* **ENUNCIADO**
1. Transcreva do texto sobre a Evergrande tudo o que vai de "Os mercados internacionais" até "para a salvar.".
2. Segundo o texto sobre a Evergrande, a quantos bancos domésticos a empresa deve dinheiro?
3. Prossiga o texto sobre a Evergrande a partir do ponto em que termina.

* **EXCERTO DO TEXTO**
•••

Evergrande. Gigante com pés de barro pode arrastar economia global para o fundo?

Evergrande. Gigante com pés de barro pode arrastar economia global para o fundo?


Implosão da empresa mais endividada do planeta pode ser a primeira peça do dominó da próxima grande crise económica. Mercados acompanham a situação com ansiedade.


Os mercados internacionais acordaram bem conscientes de que a próxima grande crise económica pode nascer na China. Mais concretamente, com a implosão da Evergrande, um gigante do imobiliário chinês, uma das empresa mais endividada do planeta, com cerca de 300 mil milhões de dólares (mais de 250 mil milhões de euros, ou seja, bem mais que o PIB português) em dívidas. À medida que se aproxima o prazo para a Evergrande pagar quase cem milhões de dólares em juros, na quinta-feira, segundo a Bloomberg, os investidores pelo mundo fora aguardam com ansiedade para ver qual a real liquidez desta empresa. E para saber se Pequim está disposto a abrir os cordões à bolsa para a salvar.

Caso a Evergrande caia, “as repercussões teriam um longo alcance”, avisou Mattie Bekink, analista da Economist Intelligence Unit, à BBC. “A Evergrande declaradamente deve dinheiro a 171 bancos domésticos e a 121 outras firmas financeiras”.

O risco é de contágio, de que se entre naquilo a que se chama credit crunch, ou seja, quando empresas têm dificuldade em pedir dinheiro emprestado a juros acessíveis, impedindo-as de investir mais e logo de crescer, num ciclo vicioso, que poderia devastar a economia chinesa, a segunda maior do planeta, e até além-fronteiras. Aliás, esta segunda-feira, mesmo estando ainda na expectativa, o índice de Dow Jones caiu 615 pontos, ou 1,8%, batendo no nível mais baixo dos últimos dois meses.

•••

* **DADOS DISPONÍVEIS**

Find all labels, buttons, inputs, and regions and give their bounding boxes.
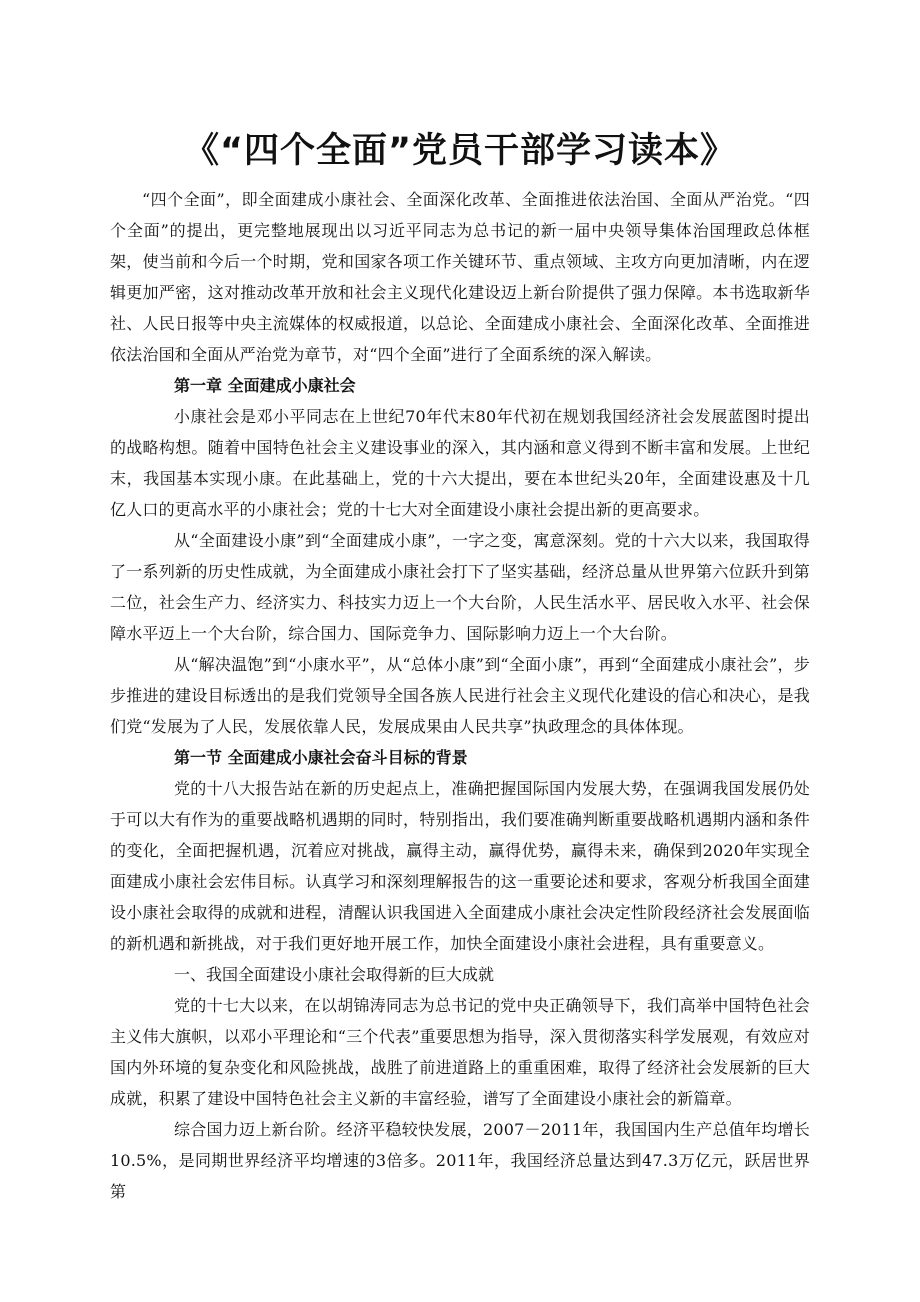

•••

* **RESULTADOS DO EXERCÍCIO**
1.
Os mercados internacionais acordaram bem conscientes de que a próxima grande crise económica pode nascer na China. Mais concretamente, com a implosão da Evergrande, um gigante do imobiliário chinês, uma das empresa mais endividada do planeta, com cerca de 300 mil milhões de dólares (mais de 250 mil milhões de euros, ou seja, bem mais que o PIB português) em dívidas. À medida que se aproxima o prazo para a Evergrande pagar quase cem milhões de dólares em juros, na quinta-feira, segundo a Bloomberg, os investidores pelo mundo fora aguardam com ansiedade para ver qual a real liquidez desta empresa. E para saber se Pequim está disposto a abrir os cordões à bolsa para a salvar.

2. A Evergrande deve dinheiro a 171 bancos domésticos.

3.
Se lê esta notícia e tem uma sensação de deja vù, talvez seja por recordar o banco de investimento Lehman Brothers, que ao declarar falência desencadeou a brutal crise financeira de 2007-2008. À semelhança do que então ocorreu, alguns analistas estão preocupados que a Evergrande possa ser “a primeira peça do dominó a cair, desencadeando um risco sistémico semelhante ao Lehman Brothers”, notou Ryan Detrick, analista da LPL Financial, citado pela Forbes.

Outros garantem que o risco de algo assim é baixo. Porque, por um lado, o endividamento da Evergrande é diferente do sucedido no Lehman Brothers, que apostou em produtos financeiros à base de hipotecas, levando a uma crise de confiança nos investidores que alastrou, enquanto o gigante chinês se endividou com empréstimos a bancos, algo mais alicerçado, notou a Fortune. Além disso, Pequim mantém uma mão firme sobre o seu setor financeiro, ao contrário do que fazia Washington. “Simplesmente não existem as condições para mesmo uma grande falência ser o momento Lehman da China”, escreveram estrategas do Barclays, citados pelo jornal.

 

Império com pés de barro

Sediada na cidade de Shenzhen, no sul da China, a Evergrande foi fundada pelo bilionário Xu Jiayin, que possui uma fortuna pessoal avaliada pela Forbes no equivalente a mais de nove mil milhões de euros, e que em tempos chegou a ser o homem mais rico da China.

Este conglomerado cresceu à boleia do boom da construção chinês. Pelo meio, tornou-se proprietária de mais de 1300 projetos de grande escala em mais de 280 cidades. Além disso, aproveitou o surgimento de uma enorme classe média chinesa, com crescente capacidade de consumo, para investir em estádios desportivos, parques aquáticos, veículos elétricos ou produtos alimentares de todo o tipo.

Aliás, a empresa até comprou o Guangzhou FC, que rebatizou de Guangzhou Evergrande, que sonhava rivalizar com clubes europeus, e foi inundado com dinheiro, comprando jogadores como Jackson Martinez ao Atlético de Madrid, por 42 milhões de euros, em fevereiro de 2016. Até anunciaram a construção do estádio “Flor de Lótus”, um projeto assombroso, literalmente com a forma dessa flor, com custo avaliado no equivalente a quase 160 milhões de euros, capacidade para 100 mil espectadores, um símbolo das ambições do clube mas também da prosperidade da Evergrande.

Contudo, esse império começou a ruir quando Pequim impôs regras para impedir a especulação imobiliária e o endividamento excessivo. No que toca à Evergrande, a saúde financeira já não estava grande coisa: dependia de empréstimos e chegou a pressionar funcionários a investir na empresa, notou o Guardian. E este mês deixou de pagar os juros desse esquema. No último ano perdeu 84% do seu valor em bolsa.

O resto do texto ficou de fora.